=== To do ===
Find and copy every line in the records that includes the string "όνομα".

>> START Supplied records

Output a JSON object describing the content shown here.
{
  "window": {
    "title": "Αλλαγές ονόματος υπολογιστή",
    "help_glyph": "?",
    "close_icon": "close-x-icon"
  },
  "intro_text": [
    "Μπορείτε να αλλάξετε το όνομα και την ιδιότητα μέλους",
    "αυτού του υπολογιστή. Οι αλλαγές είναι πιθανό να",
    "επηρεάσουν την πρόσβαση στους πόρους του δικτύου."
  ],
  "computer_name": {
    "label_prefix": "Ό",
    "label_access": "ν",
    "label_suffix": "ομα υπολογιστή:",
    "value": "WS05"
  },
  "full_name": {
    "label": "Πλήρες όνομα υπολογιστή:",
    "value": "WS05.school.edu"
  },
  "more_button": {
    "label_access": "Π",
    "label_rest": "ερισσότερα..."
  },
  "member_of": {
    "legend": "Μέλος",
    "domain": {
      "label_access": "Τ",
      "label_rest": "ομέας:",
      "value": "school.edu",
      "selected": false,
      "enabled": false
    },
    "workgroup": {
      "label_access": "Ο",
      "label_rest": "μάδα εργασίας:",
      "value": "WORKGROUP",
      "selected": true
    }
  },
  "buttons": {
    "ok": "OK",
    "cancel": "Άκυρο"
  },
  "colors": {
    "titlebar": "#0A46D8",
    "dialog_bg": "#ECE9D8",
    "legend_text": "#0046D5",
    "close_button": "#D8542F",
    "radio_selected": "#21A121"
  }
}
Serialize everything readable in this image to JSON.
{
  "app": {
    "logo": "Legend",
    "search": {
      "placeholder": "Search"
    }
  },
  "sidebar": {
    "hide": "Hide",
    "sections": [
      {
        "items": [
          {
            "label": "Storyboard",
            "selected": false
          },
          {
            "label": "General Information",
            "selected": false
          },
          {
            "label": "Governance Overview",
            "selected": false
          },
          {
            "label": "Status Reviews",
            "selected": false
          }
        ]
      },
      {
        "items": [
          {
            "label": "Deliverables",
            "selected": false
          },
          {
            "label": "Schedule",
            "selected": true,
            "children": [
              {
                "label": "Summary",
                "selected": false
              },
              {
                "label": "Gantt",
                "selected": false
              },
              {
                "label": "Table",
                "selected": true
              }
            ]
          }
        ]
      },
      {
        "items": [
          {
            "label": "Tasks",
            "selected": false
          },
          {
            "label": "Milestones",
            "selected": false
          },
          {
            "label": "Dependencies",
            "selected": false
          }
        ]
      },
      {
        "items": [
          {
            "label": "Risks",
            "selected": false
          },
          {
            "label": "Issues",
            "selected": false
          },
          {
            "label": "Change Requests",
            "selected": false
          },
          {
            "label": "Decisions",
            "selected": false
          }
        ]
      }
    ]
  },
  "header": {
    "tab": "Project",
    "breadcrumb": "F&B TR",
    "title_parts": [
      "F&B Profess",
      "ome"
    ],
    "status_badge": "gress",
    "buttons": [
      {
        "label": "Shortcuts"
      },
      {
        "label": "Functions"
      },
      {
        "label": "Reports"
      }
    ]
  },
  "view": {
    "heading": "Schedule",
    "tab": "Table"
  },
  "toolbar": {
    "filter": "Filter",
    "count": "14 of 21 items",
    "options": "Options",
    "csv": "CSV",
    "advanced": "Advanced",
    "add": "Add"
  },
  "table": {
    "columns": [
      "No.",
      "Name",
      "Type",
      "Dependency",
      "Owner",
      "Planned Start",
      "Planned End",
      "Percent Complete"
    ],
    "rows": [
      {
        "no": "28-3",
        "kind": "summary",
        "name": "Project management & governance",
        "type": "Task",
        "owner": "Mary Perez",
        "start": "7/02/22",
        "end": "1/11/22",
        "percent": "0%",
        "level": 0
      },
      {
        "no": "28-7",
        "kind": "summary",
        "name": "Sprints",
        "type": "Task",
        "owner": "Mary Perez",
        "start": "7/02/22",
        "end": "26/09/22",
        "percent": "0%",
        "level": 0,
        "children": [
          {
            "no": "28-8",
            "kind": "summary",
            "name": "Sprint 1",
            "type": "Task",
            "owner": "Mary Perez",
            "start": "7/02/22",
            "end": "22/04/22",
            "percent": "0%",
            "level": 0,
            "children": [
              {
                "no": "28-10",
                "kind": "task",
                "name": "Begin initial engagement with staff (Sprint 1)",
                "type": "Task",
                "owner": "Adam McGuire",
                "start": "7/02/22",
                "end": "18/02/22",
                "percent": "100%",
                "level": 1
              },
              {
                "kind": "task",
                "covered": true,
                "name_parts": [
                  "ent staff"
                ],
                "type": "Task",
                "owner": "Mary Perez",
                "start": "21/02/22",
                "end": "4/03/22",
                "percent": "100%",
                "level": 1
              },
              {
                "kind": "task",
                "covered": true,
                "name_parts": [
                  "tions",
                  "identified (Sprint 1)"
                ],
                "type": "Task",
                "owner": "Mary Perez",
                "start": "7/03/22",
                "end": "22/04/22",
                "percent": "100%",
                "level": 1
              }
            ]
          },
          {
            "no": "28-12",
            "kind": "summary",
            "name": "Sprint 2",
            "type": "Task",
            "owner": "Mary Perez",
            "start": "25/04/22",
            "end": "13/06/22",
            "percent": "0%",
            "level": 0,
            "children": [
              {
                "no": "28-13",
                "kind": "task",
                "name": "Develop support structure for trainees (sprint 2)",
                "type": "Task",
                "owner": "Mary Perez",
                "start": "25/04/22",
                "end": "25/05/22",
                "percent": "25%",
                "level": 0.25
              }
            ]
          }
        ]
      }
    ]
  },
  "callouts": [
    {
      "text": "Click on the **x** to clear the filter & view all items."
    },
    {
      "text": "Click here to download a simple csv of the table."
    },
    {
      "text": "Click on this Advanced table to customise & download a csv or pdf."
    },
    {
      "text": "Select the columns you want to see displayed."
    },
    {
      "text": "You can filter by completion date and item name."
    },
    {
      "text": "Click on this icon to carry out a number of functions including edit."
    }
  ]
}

>> END Supplied records

=== Solution for this exercise ===
    "Μπορείτε να αλλάξετε το όνομα και την ιδιότητα μέλους",
    "label": "Πλήρες όνομα υπολογιστή:",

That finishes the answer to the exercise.